# Given exercise
Output the records. Match them exactly.

■ ■ ■

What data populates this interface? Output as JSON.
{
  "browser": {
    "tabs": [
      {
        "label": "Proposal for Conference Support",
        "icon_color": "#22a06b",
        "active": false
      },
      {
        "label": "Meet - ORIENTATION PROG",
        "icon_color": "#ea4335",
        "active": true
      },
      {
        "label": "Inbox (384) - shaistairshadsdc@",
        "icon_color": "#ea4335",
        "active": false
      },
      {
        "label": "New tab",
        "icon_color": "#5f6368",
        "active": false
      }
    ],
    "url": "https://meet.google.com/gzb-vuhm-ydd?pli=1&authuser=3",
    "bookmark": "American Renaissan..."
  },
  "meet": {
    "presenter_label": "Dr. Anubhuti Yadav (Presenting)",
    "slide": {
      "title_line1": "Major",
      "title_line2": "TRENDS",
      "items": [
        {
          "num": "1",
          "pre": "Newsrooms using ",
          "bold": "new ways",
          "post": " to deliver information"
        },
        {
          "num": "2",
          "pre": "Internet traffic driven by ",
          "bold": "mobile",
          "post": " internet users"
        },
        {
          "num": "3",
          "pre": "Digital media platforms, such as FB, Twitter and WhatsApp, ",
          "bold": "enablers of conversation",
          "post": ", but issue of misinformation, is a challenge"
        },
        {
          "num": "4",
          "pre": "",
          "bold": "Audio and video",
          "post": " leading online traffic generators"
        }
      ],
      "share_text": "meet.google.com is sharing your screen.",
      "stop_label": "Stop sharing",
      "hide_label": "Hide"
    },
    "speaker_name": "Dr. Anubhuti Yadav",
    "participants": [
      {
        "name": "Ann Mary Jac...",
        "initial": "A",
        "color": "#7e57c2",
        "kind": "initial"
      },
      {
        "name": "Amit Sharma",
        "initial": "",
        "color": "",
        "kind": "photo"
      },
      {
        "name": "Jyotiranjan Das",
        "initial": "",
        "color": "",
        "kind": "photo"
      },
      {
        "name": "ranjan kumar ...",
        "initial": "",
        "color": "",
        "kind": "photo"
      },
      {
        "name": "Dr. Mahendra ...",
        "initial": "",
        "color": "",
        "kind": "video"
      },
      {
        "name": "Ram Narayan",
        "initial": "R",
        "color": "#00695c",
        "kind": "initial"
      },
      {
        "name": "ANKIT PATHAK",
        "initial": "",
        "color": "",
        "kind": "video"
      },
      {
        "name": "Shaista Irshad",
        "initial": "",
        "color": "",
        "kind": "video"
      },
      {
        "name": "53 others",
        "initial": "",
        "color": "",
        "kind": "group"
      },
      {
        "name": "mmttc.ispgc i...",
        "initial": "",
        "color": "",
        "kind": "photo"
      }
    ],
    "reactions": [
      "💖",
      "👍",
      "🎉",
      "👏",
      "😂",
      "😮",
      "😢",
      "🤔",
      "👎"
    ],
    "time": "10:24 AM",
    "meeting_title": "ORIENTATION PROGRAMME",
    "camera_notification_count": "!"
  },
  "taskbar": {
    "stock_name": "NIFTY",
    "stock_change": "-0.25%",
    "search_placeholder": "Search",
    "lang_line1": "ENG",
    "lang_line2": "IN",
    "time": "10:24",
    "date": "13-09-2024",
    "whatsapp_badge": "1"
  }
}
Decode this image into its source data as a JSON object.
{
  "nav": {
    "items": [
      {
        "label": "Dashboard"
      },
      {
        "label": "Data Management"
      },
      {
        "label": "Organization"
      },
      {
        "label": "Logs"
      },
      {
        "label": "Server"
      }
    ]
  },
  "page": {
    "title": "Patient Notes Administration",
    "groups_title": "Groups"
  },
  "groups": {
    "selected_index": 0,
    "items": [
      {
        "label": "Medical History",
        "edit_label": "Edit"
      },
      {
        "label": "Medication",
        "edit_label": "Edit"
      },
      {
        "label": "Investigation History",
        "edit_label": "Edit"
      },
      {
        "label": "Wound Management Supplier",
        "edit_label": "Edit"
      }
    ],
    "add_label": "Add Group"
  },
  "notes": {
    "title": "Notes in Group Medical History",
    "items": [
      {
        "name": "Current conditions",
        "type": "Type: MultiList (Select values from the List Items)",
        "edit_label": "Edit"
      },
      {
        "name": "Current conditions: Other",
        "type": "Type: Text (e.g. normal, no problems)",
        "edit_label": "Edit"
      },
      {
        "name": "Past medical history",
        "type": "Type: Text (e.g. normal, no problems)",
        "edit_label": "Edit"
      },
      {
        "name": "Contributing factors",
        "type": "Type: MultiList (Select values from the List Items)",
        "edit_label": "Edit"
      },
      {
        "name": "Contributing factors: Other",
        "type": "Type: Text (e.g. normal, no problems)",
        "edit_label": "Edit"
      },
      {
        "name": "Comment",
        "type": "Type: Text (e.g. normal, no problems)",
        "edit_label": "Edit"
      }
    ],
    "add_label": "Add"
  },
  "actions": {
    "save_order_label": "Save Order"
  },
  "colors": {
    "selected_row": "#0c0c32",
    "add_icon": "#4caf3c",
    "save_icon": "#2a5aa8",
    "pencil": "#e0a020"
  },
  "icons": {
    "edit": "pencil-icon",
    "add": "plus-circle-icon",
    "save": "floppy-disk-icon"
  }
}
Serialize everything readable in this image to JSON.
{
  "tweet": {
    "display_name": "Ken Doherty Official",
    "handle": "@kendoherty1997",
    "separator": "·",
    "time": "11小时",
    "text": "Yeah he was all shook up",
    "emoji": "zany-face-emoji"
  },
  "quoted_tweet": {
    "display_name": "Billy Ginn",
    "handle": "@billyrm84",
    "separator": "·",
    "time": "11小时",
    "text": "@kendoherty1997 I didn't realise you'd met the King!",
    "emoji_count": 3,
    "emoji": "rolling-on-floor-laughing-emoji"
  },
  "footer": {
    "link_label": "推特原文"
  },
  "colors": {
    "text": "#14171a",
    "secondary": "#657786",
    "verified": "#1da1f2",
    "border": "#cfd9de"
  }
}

■ ■ ■

# Response to the task
What data populates this interface? Output as JSON.
{
  "browser": {
    "tabs": [
      {
        "label": "Proposal for Conference Support",
        "icon_color": "#22a06b",
        "active": false
      },
      {
        "label": "Meet - ORIENTATION PROG",
        "icon_color": "#ea4335",
        "active": true
      },
      {
        "label": "Inbox (384) - shaistairshadsdc@",
        "icon_color": "#ea4335",
        "active": false
      },
      {
        "label": "New tab",
        "icon_color": "#5f6368",
        "active": false
      }
    ],
    "url": "https://meet.google.com/gzb-vuhm-ydd?pli=1&authuser=3",
    "bookmark": "American Renaissan..."
  },
  "meet": {
    "presenter_label": "Dr. Anubhuti Yadav (Presenting)",
    "slide": {
      "title_line1": "Major",
      "title_line2": "TRENDS",
      "items": [
        {
          "num": "1",
          "pre": "Newsrooms using ",
          "bold": "new ways",
          "post": " to deliver information"
        },
        {
          "num": "2",
          "pre": "Internet traffic driven by ",
          "bold": "mobile",
          "post": " internet users"
        },
        {
          "num": "3",
          "pre": "Digital media platforms, such as FB, Twitter and WhatsApp, ",
          "bold": "enablers of conversation",
          "post": ", but issue of misinformation, is a challenge"
        },
        {
          "num": "4",
          "pre": "",
          "bold": "Audio and video",
          "post": " leading online traffic generators"
        }
      ],
      "share_text": "meet.google.com is sharing your screen.",
      "stop_label": "Stop sharing",
      "hide_label": "Hide"
    },
    "speaker_name": "Dr. Anubhuti Yadav",
    "participants": [
      {
        "name": "Ann Mary Jac...",
        "initial": "A",
        "color": "#7e57c2",
        "kind": "initial"
      },
      {
        "name": "Amit Sharma",
        "initial": "",
        "color": "",
        "kind": "photo"
      },
      {
        "name": "Jyotiranjan Das",
        "initial": "",
        "color": "",
        "kind": "photo"
      },
      {
        "name": "ranjan kumar ...",
        "initial": "",
        "color": "",
        "kind": "photo"
      },
      {
        "name": "Dr. Mahendra ...",
        "initial": "",
        "color": "",
        "kind": "video"
      },
      {
        "name": "Ram Narayan",
        "initial": "R",
        "color": "#00695c",
        "kind": "initial"
      },
      {
        "name": "ANKIT PATHAK",
        "initial": "",
        "color": "",
        "kind": "video"
      },
      {
        "name": "Shaista Irshad",
        "initial": "",
        "color": "",
        "kind": "video"
      },
      {
        "name": "53 others",
        "initial": "",
        "color": "",
        "kind": "group"
      },
      {
        "name": "mmttc.ispgc i...",
        "initial": "",
        "color": "",
        "kind": "photo"
      }
    ],
    "reactions": [
      "💖",
      "👍",
      "🎉",
      "👏",
      "😂",
      "😮",
      "😢",
      "🤔",
      "👎"
    ],
    "time": "10:24 AM",
    "meeting_title": "ORIENTATION PROGRAMME",
    "camera_notification_count": "!"
  },
  "taskbar": {
    "stock_name": "NIFTY",
    "stock_change": "-0.25%",
    "search_placeholder": "Search",
    "lang_line1": "ENG",
    "lang_line2": "IN",
    "time": "10:24",
    "date": "13-09-2024",
    "whatsapp_badge": "1"
  }
}
Decode this image into its source data as a JSON object.
{
  "nav": {
    "items": [
      {
        "label": "Dashboard"
      },
      {
        "label": "Data Management"
      },
      {
        "label": "Organization"
      },
      {
        "label": "Logs"
      },
      {
        "label": "Server"
      }
    ]
  },
  "page": {
    "title": "Patient Notes Administration",
    "groups_title": "Groups"
  },
  "groups": {
    "selected_index": 0,
    "items": [
      {
        "label": "Medical History",
        "edit_label": "Edit"
      },
      {
        "label": "Medication",
        "edit_label": "Edit"
      },
      {
        "label": "Investigation History",
        "edit_label": "Edit"
      },
      {
        "label": "Wound Management Supplier",
        "edit_label": "Edit"
      }
    ],
    "add_label": "Add Group"
  },
  "notes": {
    "title": "Notes in Group Medical History",
    "items": [
      {
        "name": "Current conditions",
        "type": "Type: MultiList (Select values from the List Items)",
        "edit_label": "Edit"
      },
      {
        "name": "Current conditions: Other",
        "type": "Type: Text (e.g. normal, no problems)",
        "edit_label": "Edit"
      },
      {
        "name": "Past medical history",
        "type": "Type: Text (e.g. normal, no problems)",
        "edit_label": "Edit"
      },
      {
        "name": "Contributing factors",
        "type": "Type: MultiList (Select values from the List Items)",
        "edit_label": "Edit"
      },
      {
        "name": "Contributing factors: Other",
        "type": "Type: Text (e.g. normal, no problems)",
        "edit_label": "Edit"
      },
      {
        "name": "Comment",
        "type": "Type: Text (e.g. normal, no problems)",
        "edit_label": "Edit"
      }
    ],
    "add_label": "Add"
  },
  "actions": {
    "save_order_label": "Save Order"
  },
  "colors": {
    "selected_row": "#0c0c32",
    "add_icon": "#4caf3c",
    "save_icon": "#2a5aa8",
    "pencil": "#e0a020"
  },
  "icons": {
    "edit": "pencil-icon",
    "add": "plus-circle-icon",
    "save": "floppy-disk-icon"
  }
}
Serialize everything readable in this image to JSON.
{
  "tweet": {
    "display_name": "Ken Doherty Official",
    "handle": "@kendoherty1997",
    "separator": "·",
    "time": "11小时",
    "text": "Yeah he was all shook up",
    "emoji": "zany-face-emoji"
  },
  "quoted_tweet": {
    "display_name": "Billy Ginn",
    "handle": "@billyrm84",
    "separator": "·",
    "time": "11小时",
    "text": "@kendoherty1997 I didn't realise you'd met the King!",
    "emoji_count": 3,
    "emoji": "rolling-on-floor-laughing-emoji"
  },
  "footer": {
    "link_label": "推特原文"
  },
  "colors": {
    "text": "#14171a",
    "secondary": "#657786",
    "verified": "#1da1f2",
    "border": "#cfd9de"
  }
}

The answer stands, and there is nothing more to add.